**PROBLEM STATEMENT**
Word for word, transcribe the lines below and drop the pictures.

**Extracted data entries**
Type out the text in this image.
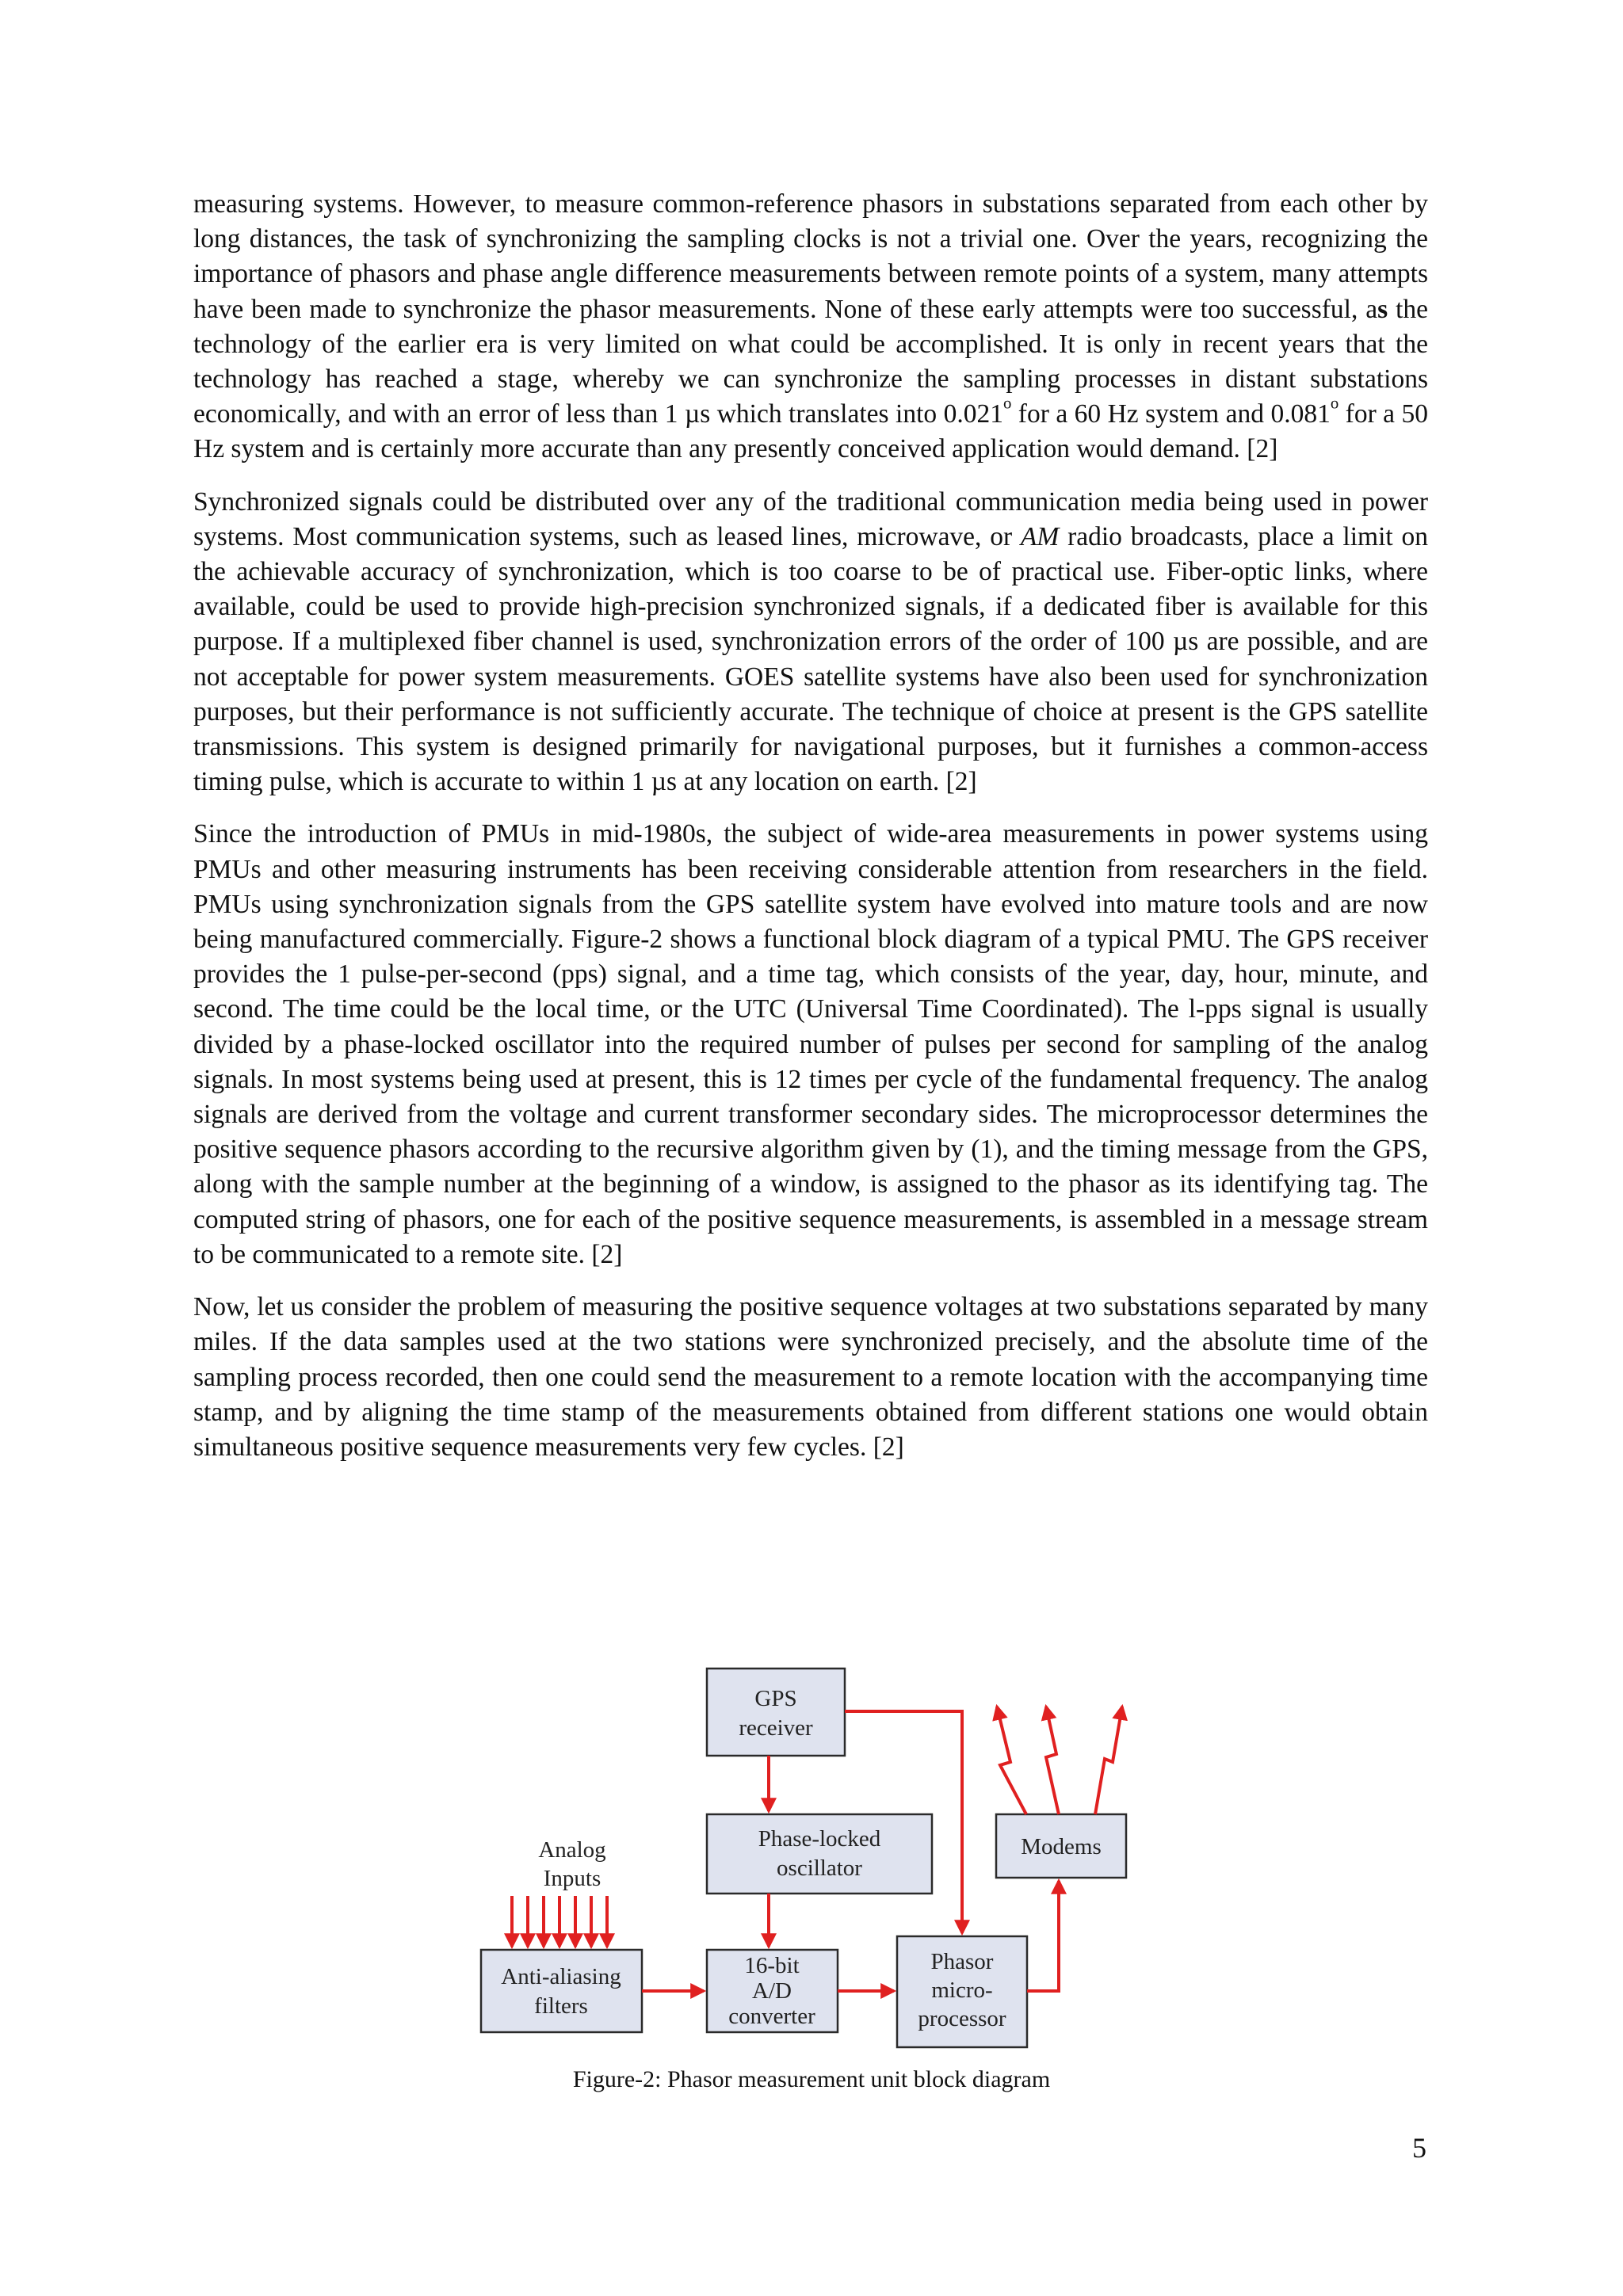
measuring systems. However, to measure common-reference phasors in substations separated from each other by long distances, the task of synchronizing the sampling clocks is not a trivial one. Over the years, recognizing the importance of phasors and phase angle difference measurements between remote points of a system, many attempts have been made to synchronize the phasor measurements. None of these early attempts were too successful, as the technology of the earlier era is very limited on what could be accomplished. It is only in recent years that the technology has reached a stage, whereby we can synchronize the sampling processes in distant substations economically, and with an error of less than 1 µs which translates into 0.021$^o$ for a 60 Hz system and 0.081$^o$ for a 50 Hz system and is certainly more accurate than any presently conceived application would demand. [2]

Synchronized signals could be distributed over any of the traditional communication media being used in power systems. Most communication systems, such as leased lines, microwave, or AM radio broadcasts, place a limit on the achievable accuracy of synchronization, which is too coarse to be of practical use. Fiber-optic links, where available, could be used to provide high-precision synchronized signals, if a dedicated fiber is available for this purpose. If a multiplexed fiber channel is used, synchronization errors of the order of 100 µs are possible, and are not acceptable for power system measurements. GOES satellite systems have also been used for synchronization purposes, but their performance is not sufficiently accurate. The technique of choice at present is the GPS satellite transmissions. This system is designed primarily for navigational purposes, but it furnishes a common-access timing pulse, which is accurate to within 1 µs at any location on earth. [2]

Since the introduction of PMUs in mid-1980s, the subject of wide-area measurements in power systems using PMUs and other measuring instruments has been receiving considerable attention from researchers in the field. PMUs using synchronization signals from the GPS satellite system have evolved into mature tools and are now being manufactured commercially. Figure-2 shows a functional block diagram of a typical PMU. The GPS receiver provides the 1 pulse-per-second (pps) signal, and a time tag, which consists of the year, day, hour, minute, and second. The time could be the local time, or the UTC (Universal Time Coordinated). The l-pps signal is usually divided by a phase-locked oscillator into the required number of pulses per second for sampling of the analog signals. In most systems being used at present, this is 12 times per cycle of the fundamental frequency. The analog signals are derived from the voltage and current transformer secondary sides. The microprocessor determines the positive sequence phasors according to the recursive algorithm given by (1), and the timing message from the GPS, along with the sample number at the beginning of a window, is assigned to the phasor as its identifying tag. The computed string of phasors, one for each of the positive sequence measurements, is assembled in a message stream to be communicated to a remote site. [2]

Now, let us consider the problem of measuring the positive sequence voltages at two substations separated by many miles. If the data samples used at the two stations were synchronized precisely, and the absolute time of the sampling process recorded, then one could send the measurement to a remote location with the accompanying time stamp, and by aligning the time stamp of the measurements obtained from different stations one would obtain simultaneous positive sequence measurements very few cycles. [2]

GPS
receiver
Phase-locked
oscillator
Modems
Analog
Inputs
Anti-aliasing
filters
16-bit
A/D
converter
Phasor
micro-
processor
Figure-2: Phasor measurement unit block diagram
5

**EXERCISE OUTPUT**
Type out the text in this image.
measuring systems. However, to measure common-reference phasors in substations separated from each other by long distances, the task of synchronizing the sampling clocks is not a trivial one. Over the years, recognizing the importance of phasors and phase angle difference measurements between remote points of a system, many attempts have been made to synchronize the phasor measurements. None of these early attempts were too successful, as the technology of the earlier era is very limited on what could be accomplished. It is only in recent years that the technology has reached a stage, whereby we can synchronize the sampling processes in distant substations economically, and with an error of less than 1 µs which translates into 0.021$^o$ for a 60 Hz system and 0.081$^o$ for a 50 Hz system and is certainly more accurate than any presently conceived application would demand. [2]

Synchronized signals could be distributed over any of the traditional communication media being used in power systems. Most communication systems, such as leased lines, microwave, or AM radio broadcasts, place a limit on the achievable accuracy of synchronization, which is too coarse to be of practical use. Fiber-optic links, where available, could be used to provide high-precision synchronized signals, if a dedicated fiber is available for this purpose. If a multiplexed fiber channel is used, synchronization errors of the order of 100 µs are possible, and are not acceptable for power system measurements. GOES satellite systems have also been used for synchronization purposes, but their performance is not sufficiently accurate. The technique of choice at present is the GPS satellite transmissions. This system is designed primarily for navigational purposes, but it furnishes a common-access timing pulse, which is accurate to within 1 µs at any location on earth. [2]

Since the introduction of PMUs in mid-1980s, the subject of wide-area measurements in power systems using PMUs and other measuring instruments has been receiving considerable attention from researchers in the field. PMUs using synchronization signals from the GPS satellite system have evolved into mature tools and are now being manufactured commercially. Figure-2 shows a functional block diagram of a typical PMU. The GPS receiver provides the 1 pulse-per-second (pps) signal, and a time tag, which consists of the year, day, hour, minute, and second. The time could be the local time, or the UTC (Universal Time Coordinated). The l-pps signal is usually divided by a phase-locked oscillator into the required number of pulses per second for sampling of the analog signals. In most systems being used at present, this is 12 times per cycle of the fundamental frequency. The analog signals are derived from the voltage and current transformer secondary sides. The microprocessor determines the positive sequence phasors according to the recursive algorithm given by (1), and the timing message from the GPS, along with the sample number at the beginning of a window, is assigned to the phasor as its identifying tag. The computed string of phasors, one for each of the positive sequence measurements, is assembled in a message stream to be communicated to a remote site. [2]

Now, let us consider the problem of measuring the positive sequence voltages at two substations separated by many miles. If the data samples used at the two stations were synchronized precisely, and the absolute time of the sampling process recorded, then one could send the measurement to a remote location with the accompanying time stamp, and by aligning the time stamp of the measurements obtained from different stations one would obtain simultaneous positive sequence measurements very few cycles. [2]

GPS
receiver
Phase-locked
oscillator
Modems
Analog
Inputs
Anti-aliasing
filters
16-bit
A/D
converter
Phasor
micro-
processor
Figure-2: Phasor measurement unit block diagram
5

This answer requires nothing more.